◆ **Preguntas**
1. Responde según el texto sobre el agro en Córdoba:
(a) ¿Qué porcentaje de la renta agrícola se queda el Estado en Córdoba, según el informe de FADA?
(b) ¿Qué cargo ocupa Nicolle Pisani Claro?
(c) ¿Cuánto ha subido el precio de la urea desde diciembre?
2. Continúa el texto sobre el agro en Córdoba después de su última oración.

La Agroindustria Cordobesa: Enfrentando Desafíos Mayúsculos
La situación del agro en Córdoba se vuelve cada vez más crítica, ya que los productores lidian con costos en ascenso, una caída en la rentabilidad y una presión fiscal creciente, lo que dificulta la sostenibilidad del sector.
El más reciente informe de la Fundación Agropecuaria para el Desarrollo de Argentina (FADA) revela que, en Córdoba, el Estado se queda con el 60,2% de la renta agrícola, un porcentaje que aunque se sitúa por debajo del promedio nacional de 62,5%, refleja la misma tendencia de una creciente carga fiscal en medio de un entorno productivo cada vez más complicado.
Esta situación se debe, en parte, al aumento acelerado de los costos de producción, así como a la reciente actualización de impuestos provinciales y tasas municipales. “Cuando la renta disminuye, los impuestos constituyen una parte más significativa”, explica Nicolle Pisani Claro, economista jefa de FADA, describiendo cómo se agrava la situación. De cada $100 generados por una hectárea agrícola, más de $60 son destinados a cubrir impuestos, lo que reduce considerablemente el margen de ganancia para los productores.
Las Implicancias Internacionales
Uno de los factores que agravan esta problemática es el impacto del conflicto en Medio Oriente. En particular, el bloqueo en el estrecho de Ormuz ha repercutido en el comercio global, dado que por esa zona transita aproximadamente el 50% de la urea a nivel mundial, un fertilizante clave para cultivos como el trigo y el maíz. Desde diciembre, el precio de este insumo ha aumentado un 43%, lo que eleva los costos de producción de manera directa.

◆ **Datos proporcionados**
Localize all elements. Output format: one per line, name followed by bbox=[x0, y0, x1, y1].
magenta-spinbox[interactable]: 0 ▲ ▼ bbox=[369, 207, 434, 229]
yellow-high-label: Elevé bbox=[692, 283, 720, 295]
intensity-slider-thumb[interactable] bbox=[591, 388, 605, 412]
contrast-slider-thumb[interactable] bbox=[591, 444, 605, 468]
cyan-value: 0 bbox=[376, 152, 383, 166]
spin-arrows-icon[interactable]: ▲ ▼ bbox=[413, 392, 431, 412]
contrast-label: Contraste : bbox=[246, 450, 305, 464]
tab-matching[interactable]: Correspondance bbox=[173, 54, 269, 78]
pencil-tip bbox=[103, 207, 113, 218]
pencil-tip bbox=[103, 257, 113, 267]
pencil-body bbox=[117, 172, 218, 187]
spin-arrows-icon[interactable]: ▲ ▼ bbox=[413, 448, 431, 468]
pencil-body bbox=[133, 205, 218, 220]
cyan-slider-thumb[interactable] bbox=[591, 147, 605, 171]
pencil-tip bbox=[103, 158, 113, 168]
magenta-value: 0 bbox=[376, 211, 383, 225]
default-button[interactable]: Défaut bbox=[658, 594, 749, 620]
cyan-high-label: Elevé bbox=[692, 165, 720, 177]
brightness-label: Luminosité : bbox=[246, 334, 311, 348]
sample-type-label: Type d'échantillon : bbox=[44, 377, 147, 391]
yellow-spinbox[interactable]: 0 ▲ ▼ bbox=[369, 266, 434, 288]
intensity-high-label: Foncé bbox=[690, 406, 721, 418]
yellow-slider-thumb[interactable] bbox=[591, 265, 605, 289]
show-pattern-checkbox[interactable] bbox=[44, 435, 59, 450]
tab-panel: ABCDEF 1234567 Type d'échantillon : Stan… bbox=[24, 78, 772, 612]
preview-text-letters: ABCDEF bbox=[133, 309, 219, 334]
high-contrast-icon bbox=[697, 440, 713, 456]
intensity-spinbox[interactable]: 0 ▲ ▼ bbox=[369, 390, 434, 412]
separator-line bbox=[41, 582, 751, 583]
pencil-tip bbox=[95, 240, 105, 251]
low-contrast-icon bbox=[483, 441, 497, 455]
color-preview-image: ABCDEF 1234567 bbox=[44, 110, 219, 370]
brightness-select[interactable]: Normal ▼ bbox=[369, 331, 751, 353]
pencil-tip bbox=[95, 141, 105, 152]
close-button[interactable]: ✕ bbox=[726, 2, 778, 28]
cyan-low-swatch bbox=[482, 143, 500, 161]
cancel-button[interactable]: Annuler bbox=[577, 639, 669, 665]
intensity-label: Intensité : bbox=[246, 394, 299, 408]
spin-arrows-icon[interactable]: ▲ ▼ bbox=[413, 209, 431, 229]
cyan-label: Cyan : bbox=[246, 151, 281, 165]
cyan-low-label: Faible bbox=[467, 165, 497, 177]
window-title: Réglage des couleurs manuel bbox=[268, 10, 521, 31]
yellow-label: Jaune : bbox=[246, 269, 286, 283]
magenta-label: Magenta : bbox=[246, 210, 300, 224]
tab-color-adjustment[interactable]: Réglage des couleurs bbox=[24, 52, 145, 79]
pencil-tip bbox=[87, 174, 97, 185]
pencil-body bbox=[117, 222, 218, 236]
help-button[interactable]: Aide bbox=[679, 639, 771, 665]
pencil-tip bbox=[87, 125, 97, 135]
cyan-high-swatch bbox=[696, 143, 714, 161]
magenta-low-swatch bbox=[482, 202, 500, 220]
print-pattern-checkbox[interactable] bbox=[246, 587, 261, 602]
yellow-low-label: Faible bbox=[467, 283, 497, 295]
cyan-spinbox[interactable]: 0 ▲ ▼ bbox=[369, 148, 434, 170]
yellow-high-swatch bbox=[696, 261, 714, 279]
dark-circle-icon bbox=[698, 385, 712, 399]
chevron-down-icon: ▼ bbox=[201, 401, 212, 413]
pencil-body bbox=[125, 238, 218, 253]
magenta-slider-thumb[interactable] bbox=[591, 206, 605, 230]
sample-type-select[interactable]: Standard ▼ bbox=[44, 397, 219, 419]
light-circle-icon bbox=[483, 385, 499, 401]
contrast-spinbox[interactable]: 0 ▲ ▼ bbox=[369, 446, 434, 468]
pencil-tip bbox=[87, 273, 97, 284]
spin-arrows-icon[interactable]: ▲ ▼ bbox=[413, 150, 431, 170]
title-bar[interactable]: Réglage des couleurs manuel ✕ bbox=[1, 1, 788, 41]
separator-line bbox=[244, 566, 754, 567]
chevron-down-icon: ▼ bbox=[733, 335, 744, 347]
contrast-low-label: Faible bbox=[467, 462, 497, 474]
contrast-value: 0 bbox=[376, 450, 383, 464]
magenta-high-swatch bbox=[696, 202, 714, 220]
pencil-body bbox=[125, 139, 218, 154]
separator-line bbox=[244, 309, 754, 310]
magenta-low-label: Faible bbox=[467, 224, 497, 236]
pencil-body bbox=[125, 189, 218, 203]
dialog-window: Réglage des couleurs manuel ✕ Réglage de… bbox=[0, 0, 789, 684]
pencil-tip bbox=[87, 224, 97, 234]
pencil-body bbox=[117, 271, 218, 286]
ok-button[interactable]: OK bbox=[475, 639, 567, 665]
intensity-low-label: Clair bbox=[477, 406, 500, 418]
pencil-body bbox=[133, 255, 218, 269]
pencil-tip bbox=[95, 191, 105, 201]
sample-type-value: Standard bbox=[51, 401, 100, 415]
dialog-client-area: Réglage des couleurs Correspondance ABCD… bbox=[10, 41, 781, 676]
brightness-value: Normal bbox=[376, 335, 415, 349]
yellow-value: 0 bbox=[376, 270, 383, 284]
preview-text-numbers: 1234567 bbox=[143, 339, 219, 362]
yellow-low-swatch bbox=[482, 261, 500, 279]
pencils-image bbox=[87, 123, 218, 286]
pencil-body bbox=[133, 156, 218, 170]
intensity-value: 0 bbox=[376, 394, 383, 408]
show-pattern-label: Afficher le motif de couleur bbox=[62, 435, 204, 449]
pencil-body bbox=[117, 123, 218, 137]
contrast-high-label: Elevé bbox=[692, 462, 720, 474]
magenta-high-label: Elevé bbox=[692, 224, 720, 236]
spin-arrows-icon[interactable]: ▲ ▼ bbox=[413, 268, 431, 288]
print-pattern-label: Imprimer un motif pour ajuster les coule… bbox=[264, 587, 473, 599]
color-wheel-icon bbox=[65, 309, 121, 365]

◆ **Respuestas**
1.
(a) El 60,2%.
(b) Es economista jefa de FADA.
(c) Un 43%.

2.
El encarecimiento del combustible también ha elevado los costos de transporte y logística, afectando especialmente a Córdoba, donde la longitud de las distancias hasta los puertos incide en la competitividad de los productores locales.
Un Sistema Productivo en Crisis
El informe indica que los costos operativos siguen ascendiendo. Las labores agrícolas han incrementado un 33% desde diciembre, superando ampliamente la inflación proyectada, mientras que los precios de los fletes aumentaron debido al encarecimiento del combustible. Además, la actualización de impuestos provinciales y municipales ha hecho que su peso dentro de la carga tributaria aumente del 6,4% al 9,7% en cuestión de meses.
En este contexto, la relación entre insumos y productos se ha deteriorado, obligando a los productores a necesitar más toneladas de maíz o trigo para adquirir fertilizantes, lo que arrastra aún más los ya ajustados márgenes de ganancia.